→ Document passage:
Laboratory scientists work with air samples from around the world for climate change research, at the University of Colorado, in Boulder, Colorado. This research was NOT cited for inaccuracies in the study. Taken June 3, 2016.

PARIS - Misleading studies sowing doubt about climate change are getting into peer-reviewed journals, scientists warn, citing recent papers linked to a lawsuit in Germany whose authors denied conflicts of interest.

Observers have long questioned the growing number of research journals that take fees from eager academics but often publish without rigorous review.

Biased authors, they say, are taking advantage of an overloaded assessment system, undermining the scientific evidence that provides the bedrock for climate action.

"The recent explosion of so-called 'predatory journals' is creating problems that are pro-actively explored by climate sceptics," said Carl Schleussner, a scientist at research group Climate Analytics.

"It opens the door to those who want to willingly get dubious research out there."

One study denied that human-driven warming was to blame for the melting of a Peruvian glacier and consequent flood risk.

Two of its authors are former executives of RWE, a German energy company targeted by a lawsuit over the glacier, and both are prominent climate contrarians.

→ Short task 1:
Reproduce the passage of the climate research article starting with "PARIS - Misleading" and going on through "for climate action.", word for word.

→ Records provided:
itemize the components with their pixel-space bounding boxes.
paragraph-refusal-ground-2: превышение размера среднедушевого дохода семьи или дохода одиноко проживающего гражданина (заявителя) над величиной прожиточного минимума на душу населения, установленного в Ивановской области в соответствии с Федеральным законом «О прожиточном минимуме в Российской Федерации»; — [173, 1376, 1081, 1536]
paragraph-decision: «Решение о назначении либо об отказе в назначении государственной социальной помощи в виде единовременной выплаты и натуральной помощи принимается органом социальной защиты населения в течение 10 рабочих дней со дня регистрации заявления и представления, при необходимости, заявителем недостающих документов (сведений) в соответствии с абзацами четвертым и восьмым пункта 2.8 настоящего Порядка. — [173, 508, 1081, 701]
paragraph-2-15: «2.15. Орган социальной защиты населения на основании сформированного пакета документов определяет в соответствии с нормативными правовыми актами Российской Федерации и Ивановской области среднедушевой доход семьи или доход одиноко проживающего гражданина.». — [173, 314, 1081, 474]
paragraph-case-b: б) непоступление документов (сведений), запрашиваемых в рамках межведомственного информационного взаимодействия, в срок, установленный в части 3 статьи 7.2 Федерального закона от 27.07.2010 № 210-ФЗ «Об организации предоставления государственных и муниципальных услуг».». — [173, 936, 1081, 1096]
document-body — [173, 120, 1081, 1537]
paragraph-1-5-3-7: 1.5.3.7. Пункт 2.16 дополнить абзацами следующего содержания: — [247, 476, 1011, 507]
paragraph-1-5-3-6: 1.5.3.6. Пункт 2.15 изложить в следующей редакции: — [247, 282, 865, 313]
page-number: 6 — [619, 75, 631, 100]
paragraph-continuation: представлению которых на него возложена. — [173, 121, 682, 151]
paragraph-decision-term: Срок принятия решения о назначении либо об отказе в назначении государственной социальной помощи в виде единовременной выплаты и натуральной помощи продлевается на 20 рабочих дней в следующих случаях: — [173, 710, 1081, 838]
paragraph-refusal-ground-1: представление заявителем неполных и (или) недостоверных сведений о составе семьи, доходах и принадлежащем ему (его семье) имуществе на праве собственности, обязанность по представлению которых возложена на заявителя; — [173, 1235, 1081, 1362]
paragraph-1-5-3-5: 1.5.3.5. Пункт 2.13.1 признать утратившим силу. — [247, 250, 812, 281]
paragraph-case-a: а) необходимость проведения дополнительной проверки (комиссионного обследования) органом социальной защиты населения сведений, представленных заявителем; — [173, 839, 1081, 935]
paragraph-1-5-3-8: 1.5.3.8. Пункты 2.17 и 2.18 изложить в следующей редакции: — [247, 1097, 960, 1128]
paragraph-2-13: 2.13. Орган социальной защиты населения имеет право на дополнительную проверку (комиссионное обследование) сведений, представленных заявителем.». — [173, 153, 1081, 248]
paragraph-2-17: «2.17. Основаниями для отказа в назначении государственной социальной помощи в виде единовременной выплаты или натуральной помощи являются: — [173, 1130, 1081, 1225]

→ Short task 2:
Please format the rows as a JSON list of strings, one string per line and no blank lines, starting with the first line of the rows and going on through the line with "paragraph-decision-term: Срок принятия".

→ Exercise output 1:
PARIS - Misleading studies sowing doubt about climate change are getting into peer-reviewed journals, scientists warn, citing recent papers linked to a lawsuit in Germany whose authors denied conflicts of interest.

Observers have long questioned the growing number of research journals that take fees from eager academics but often publish without rigorous review.

Biased authors, they say, are taking advantage of an overloaded assessment system, undermining the scientific evidence that provides the bedrock for climate action.

→ Exercise output 2:
[
  "itemize the components with their pixel-space bounding boxes.",
  "paragraph-refusal-ground-2: превышение размера среднедушевого дохода семьи или дохода одиноко проживающего гражданина (заявителя) над величиной прожиточного минимума на душу населения, установленного в Ивановской области в соответствии с Федеральным законом «О прожиточном минимуме в Российской Федерации»; — [173, 1376, 1081, 1536]",
  "paragraph-decision: «Решение о назначении либо об отказе в назначении государственной социальной помощи в виде единовременной выплаты и натуральной помощи принимается органом социальной защиты населения в течение 10 рабочих дней со дня регистрации заявления и представления, при необходимости, заявителем недостающих документов (сведений) в соответствии с абзацами четвертым и восьмым пункта 2.8 настоящего Порядка. — [173, 508, 1081, 701]",
  "paragraph-2-15: «2.15. Орган социальной защиты населения на основании сформированного пакета документов определяет в соответствии с нормативными правовыми актами Российской Федерации и Ивановской области среднедушевой доход семьи или доход одиноко проживающего гражданина.». — [173, 314, 1081, 474]",
  "paragraph-case-b: б) непоступление документов (сведений), запрашиваемых в рамках межведомственного информационного взаимодействия, в срок, установленный в части 3 статьи 7.2 Федерального закона от 27.07.2010 № 210-ФЗ «Об организации предоставления государственных и муниципальных услуг».». — [173, 936, 1081, 1096]",
  "document-body — [173, 120, 1081, 1537]",
  "paragraph-1-5-3-7: 1.5.3.7. Пункт 2.16 дополнить абзацами следующего содержания: — [247, 476, 1011, 507]",
  "paragraph-1-5-3-6: 1.5.3.6. Пункт 2.15 изложить в следующей редакции: — [247, 282, 865, 313]",
  "page-number: 6 — [619, 75, 631, 100]",
  "paragraph-continuation: представлению которых на него возложена. — [173, 121, 682, 151]",
  "paragraph-decision-term: Срок принятия решения о назначении либо об отказе в назначении государственной социальной помощи в виде единовременной выплаты и натуральной помощи продлевается на 20 рабочих дней в следующих случаях: — [173, 710, 1081, 838]"
]